### EXERCISE AIM
Repeat, exactly and completely, the entries shown underneath.

--- START OF MATERIAL SHOWN ---

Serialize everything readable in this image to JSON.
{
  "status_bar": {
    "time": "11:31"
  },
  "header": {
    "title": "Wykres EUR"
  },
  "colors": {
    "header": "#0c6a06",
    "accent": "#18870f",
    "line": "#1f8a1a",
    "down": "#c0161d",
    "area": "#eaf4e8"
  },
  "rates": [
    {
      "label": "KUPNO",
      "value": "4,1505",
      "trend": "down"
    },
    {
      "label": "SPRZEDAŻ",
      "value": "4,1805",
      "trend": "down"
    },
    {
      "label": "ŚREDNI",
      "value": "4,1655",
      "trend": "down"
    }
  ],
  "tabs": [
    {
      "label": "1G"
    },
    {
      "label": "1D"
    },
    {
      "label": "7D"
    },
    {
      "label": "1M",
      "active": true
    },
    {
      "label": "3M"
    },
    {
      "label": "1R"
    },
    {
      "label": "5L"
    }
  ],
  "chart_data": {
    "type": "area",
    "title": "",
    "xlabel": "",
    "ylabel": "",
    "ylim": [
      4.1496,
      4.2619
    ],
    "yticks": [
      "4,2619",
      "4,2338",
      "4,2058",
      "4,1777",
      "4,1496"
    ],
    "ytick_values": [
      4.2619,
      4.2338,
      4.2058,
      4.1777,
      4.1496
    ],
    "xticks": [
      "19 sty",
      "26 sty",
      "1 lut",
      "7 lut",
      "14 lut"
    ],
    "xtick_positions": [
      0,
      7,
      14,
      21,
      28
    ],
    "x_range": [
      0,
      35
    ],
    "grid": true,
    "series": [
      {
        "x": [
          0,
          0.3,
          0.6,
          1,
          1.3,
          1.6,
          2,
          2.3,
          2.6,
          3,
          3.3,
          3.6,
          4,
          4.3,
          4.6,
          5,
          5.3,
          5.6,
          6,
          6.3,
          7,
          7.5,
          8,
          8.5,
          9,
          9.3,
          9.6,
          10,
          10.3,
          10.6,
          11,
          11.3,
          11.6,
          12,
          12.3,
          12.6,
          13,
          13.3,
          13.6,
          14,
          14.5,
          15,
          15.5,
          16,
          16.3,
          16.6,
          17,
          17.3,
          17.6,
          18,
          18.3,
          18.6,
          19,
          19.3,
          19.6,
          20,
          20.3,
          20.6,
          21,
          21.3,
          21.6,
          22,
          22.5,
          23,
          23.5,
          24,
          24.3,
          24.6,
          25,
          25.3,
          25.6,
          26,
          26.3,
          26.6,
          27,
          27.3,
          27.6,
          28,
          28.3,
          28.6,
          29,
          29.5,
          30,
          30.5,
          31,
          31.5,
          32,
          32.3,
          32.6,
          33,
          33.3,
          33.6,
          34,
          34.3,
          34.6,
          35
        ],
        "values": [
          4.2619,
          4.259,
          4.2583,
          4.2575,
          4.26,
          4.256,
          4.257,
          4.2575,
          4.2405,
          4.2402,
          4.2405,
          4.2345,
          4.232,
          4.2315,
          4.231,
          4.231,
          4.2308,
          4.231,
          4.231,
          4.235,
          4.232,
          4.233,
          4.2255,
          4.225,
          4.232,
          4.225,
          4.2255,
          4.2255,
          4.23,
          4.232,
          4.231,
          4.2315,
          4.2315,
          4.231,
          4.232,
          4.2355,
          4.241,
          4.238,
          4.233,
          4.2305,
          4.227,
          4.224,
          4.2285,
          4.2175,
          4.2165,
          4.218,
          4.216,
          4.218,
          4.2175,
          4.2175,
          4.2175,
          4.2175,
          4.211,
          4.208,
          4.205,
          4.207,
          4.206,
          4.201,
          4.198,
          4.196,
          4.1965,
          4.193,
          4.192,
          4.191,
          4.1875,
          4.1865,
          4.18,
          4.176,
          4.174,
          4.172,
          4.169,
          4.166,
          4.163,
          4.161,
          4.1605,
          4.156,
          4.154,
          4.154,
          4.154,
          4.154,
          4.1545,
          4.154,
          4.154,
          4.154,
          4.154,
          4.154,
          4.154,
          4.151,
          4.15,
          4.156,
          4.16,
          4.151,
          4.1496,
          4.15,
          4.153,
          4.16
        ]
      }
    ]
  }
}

--- END OF MATERIAL SHOWN ---

### WRITTEN REPLY
Serialize everything readable in this image to JSON.
{
  "status_bar": {
    "time": "11:31"
  },
  "header": {
    "title": "Wykres EUR"
  },
  "colors": {
    "header": "#0c6a06",
    "accent": "#18870f",
    "line": "#1f8a1a",
    "down": "#c0161d",
    "area": "#eaf4e8"
  },
  "rates": [
    {
      "label": "KUPNO",
      "value": "4,1505",
      "trend": "down"
    },
    {
      "label": "SPRZEDAŻ",
      "value": "4,1805",
      "trend": "down"
    },
    {
      "label": "ŚREDNI",
      "value": "4,1655",
      "trend": "down"
    }
  ],
  "tabs": [
    {
      "label": "1G"
    },
    {
      "label": "1D"
    },
    {
      "label": "7D"
    },
    {
      "label": "1M",
      "active": true
    },
    {
      "label": "3M"
    },
    {
      "label": "1R"
    },
    {
      "label": "5L"
    }
  ],
  "chart_data": {
    "type": "area",
    "title": "",
    "xlabel": "",
    "ylabel": "",
    "ylim": [
      4.1496,
      4.2619
    ],
    "yticks": [
      "4,2619",
      "4,2338",
      "4,2058",
      "4,1777",
      "4,1496"
    ],
    "ytick_values": [
      4.2619,
      4.2338,
      4.2058,
      4.1777,
      4.1496
    ],
    "xticks": [
      "19 sty",
      "26 sty",
      "1 lut",
      "7 lut",
      "14 lut"
    ],
    "xtick_positions": [
      0,
      7,
      14,
      21,
      28
    ],
    "x_range": [
      0,
      35
    ],
    "grid": true,
    "series": [
      {
        "x": [
          0,
          0.3,
          0.6,
          1,
          1.3,
          1.6,
          2,
          2.3,
          2.6,
          3,
          3.3,
          3.6,
          4,
          4.3,
          4.6,
          5,
          5.3,
          5.6,
          6,
          6.3,
          7,
          7.5,
          8,
          8.5,
          9,
          9.3,
          9.6,
          10,
          10.3,
          10.6,
          11,
          11.3,
          11.6,
          12,
          12.3,
          12.6,
          13,
          13.3,
          13.6,
          14,
          14.5,
          15,
          15.5,
          16,
          16.3,
          16.6,
          17,
          17.3,
          17.6,
          18,
          18.3,
          18.6,
          19,
          19.3,
          19.6,
          20,
          20.3,
          20.6,
          21,
          21.3,
          21.6,
          22,
          22.5,
          23,
          23.5,
          24,
          24.3,
          24.6,
          25,
          25.3,
          25.6,
          26,
          26.3,
          26.6,
          27,
          27.3,
          27.6,
          28,
          28.3,
          28.6,
          29,
          29.5,
          30,
          30.5,
          31,
          31.5,
          32,
          32.3,
          32.6,
          33,
          33.3,
          33.6,
          34,
          34.3,
          34.6,
          35
        ],
        "values": [
          4.2619,
          4.259,
          4.2583,
          4.2575,
          4.26,
          4.256,
          4.257,
          4.2575,
          4.2405,
          4.2402,
          4.2405,
          4.2345,
          4.232,
          4.2315,
          4.231,
          4.231,
          4.2308,
          4.231,
          4.231,
          4.235,
          4.232,
          4.233,
          4.2255,
          4.225,
          4.232,
          4.225,
          4.2255,
          4.2255,
          4.23,
          4.232,
          4.231,
          4.2315,
          4.2315,
          4.231,
          4.232,
          4.2355,
          4.241,
          4.238,
          4.233,
          4.2305,
          4.227,
          4.224,
          4.2285,
          4.2175,
          4.2165,
          4.218,
          4.216,
          4.218,
          4.2175,
          4.2175,
          4.2175,
          4.2175,
          4.211,
          4.208,
          4.205,
          4.207,
          4.206,
          4.201,
          4.198,
          4.196,
          4.1965,
          4.193,
          4.192,
          4.191,
          4.1875,
          4.1865,
          4.18,
          4.176,
          4.174,
          4.172,
          4.169,
          4.166,
          4.163,
          4.161,
          4.1605,
          4.156,
          4.154,
          4.154,
          4.154,
          4.154,
          4.1545,
          4.154,
          4.154,
          4.154,
          4.154,
          4.154,
          4.154,
          4.151,
          4.15,
          4.156,
          4.16,
          4.151,
          4.1496,
          4.15,
          4.153,
          4.16
        ]
      }
    ]
  }
}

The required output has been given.